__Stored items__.

::::

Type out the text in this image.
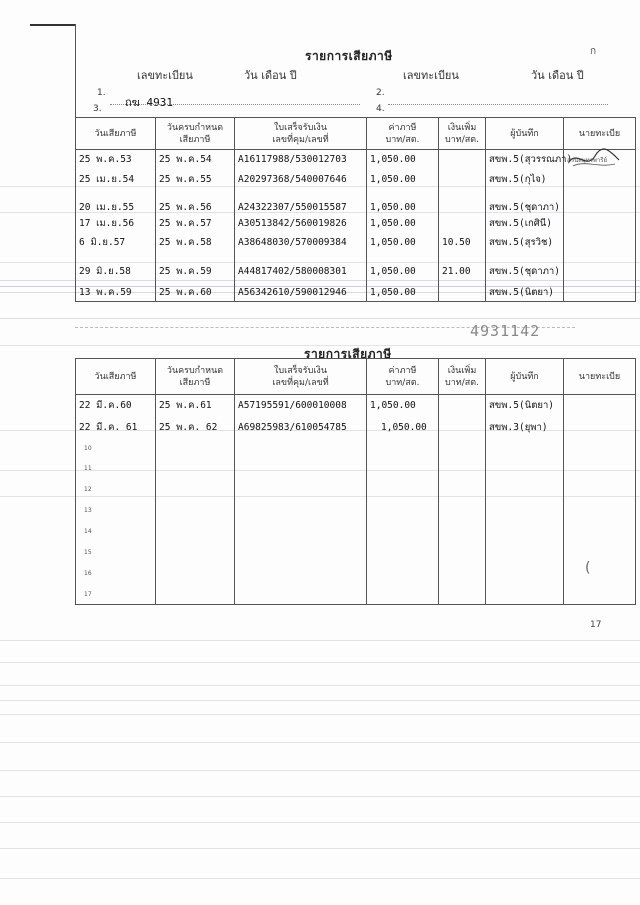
ก
รายการเสียภาษี
เลขทะเบียน	วัน เดือน ปี	เลขทะเบียน	วัน เดือน ปี
1.
ถฆ 4931
2.
3.	4.
วันเสียภาษี	วันครบกำหนด
เสียภาษี	ใบเสร็จรับเงิน
เลขที่คุม/เลขที่	ค่าภาษี
บาท/สต.	เงินเพิ่ม
บาท/สต.	ผู้บันทึก	นายทะเบีย
25 พ.ค.53	25 พ.ค.54	A16117988/530012703	1,050.00		สขพ.5(สุวรรณภา)	สวนสมุทรพารีย์
25 เม.ย.54	25 พ.ค.55	A20297368/540007646	1,050.00		สขพ.5(กุไจ)	
20 เม.ย.55	25 พ.ค.56	A24322307/550015587	1,050.00		สขพ.5(ชุดาภา)	
17 เม.ย.56	25 พ.ค.57	A30513842/560019826	1,050.00		สขพ.5(เกศินี)	
6 มิ.ย.57	25 พ.ค.58	A38648030/570009384	1,050.00	10.50	สขพ.5(สุรวิช)	
29 มิ.ย.58	25 พ.ค.59	A44817402/580008301	1,050.00	21.00	สขพ.5(ชุดาภา)	
13 พ.ค.59	25 พ.ค.60	A56342610/590012946	1,050.00		สขพ.5(นิตยา)	
4931142
รายการเสียภาษี
วันเสียภาษี	วันครบกำหนด
เสียภาษี	ใบเสร็จรับเงิน
เลขที่คุม/เลขที่	ค่าภาษี
บาท/สต.	เงินเพิ่ม
บาท/สต.	ผู้บันทึก	นายทะเบีย
22 มี.ค.60	25 พ.ค.61	A57195591/600010008	1,050.00		สขพ.5(นิตยา)	
22 มี.ค. 61	25 พ.ค. 62	A69825983/610054785	1,050.00		สขพ.3(ยุพา)	

10
11
12
13
14
15
16
17
(
17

::::

__Task statement__.
Write out all the entries word for word, but skip any images.

__Expected output__.
Type out the text in this image.
ก
รายการเสียภาษี
เลขทะเบียน	วัน เดือน ปี	เลขทะเบียน	วัน เดือน ปี
1.
ถฆ 4931
2.
3.	4.
วันเสียภาษี	วันครบกำหนด
เสียภาษี	ใบเสร็จรับเงิน
เลขที่คุม/เลขที่	ค่าภาษี
บาท/สต.	เงินเพิ่ม
บาท/สต.	ผู้บันทึก	นายทะเบีย
25 พ.ค.53	25 พ.ค.54	A16117988/530012703	1,050.00		สขพ.5(สุวรรณภา)	สวนสมุทรพารีย์
25 เม.ย.54	25 พ.ค.55	A20297368/540007646	1,050.00		สขพ.5(กุไจ)	
20 เม.ย.55	25 พ.ค.56	A24322307/550015587	1,050.00		สขพ.5(ชุดาภา)	
17 เม.ย.56	25 พ.ค.57	A30513842/560019826	1,050.00		สขพ.5(เกศินี)	
6 มิ.ย.57	25 พ.ค.58	A38648030/570009384	1,050.00	10.50	สขพ.5(สุรวิช)	
29 มิ.ย.58	25 พ.ค.59	A44817402/580008301	1,050.00	21.00	สขพ.5(ชุดาภา)	
13 พ.ค.59	25 พ.ค.60	A56342610/590012946	1,050.00		สขพ.5(นิตยา)	
4931142
รายการเสียภาษี
วันเสียภาษี	วันครบกำหนด
เสียภาษี	ใบเสร็จรับเงิน
เลขที่คุม/เลขที่	ค่าภาษี
บาท/สต.	เงินเพิ่ม
บาท/สต.	ผู้บันทึก	นายทะเบีย
22 มี.ค.60	25 พ.ค.61	A57195591/600010008	1,050.00		สขพ.5(นิตยา)	
22 มี.ค. 61	25 พ.ค. 62	A69825983/610054785	1,050.00		สขพ.3(ยุพา)	

10
11
12
13
14
15
16
17
(
17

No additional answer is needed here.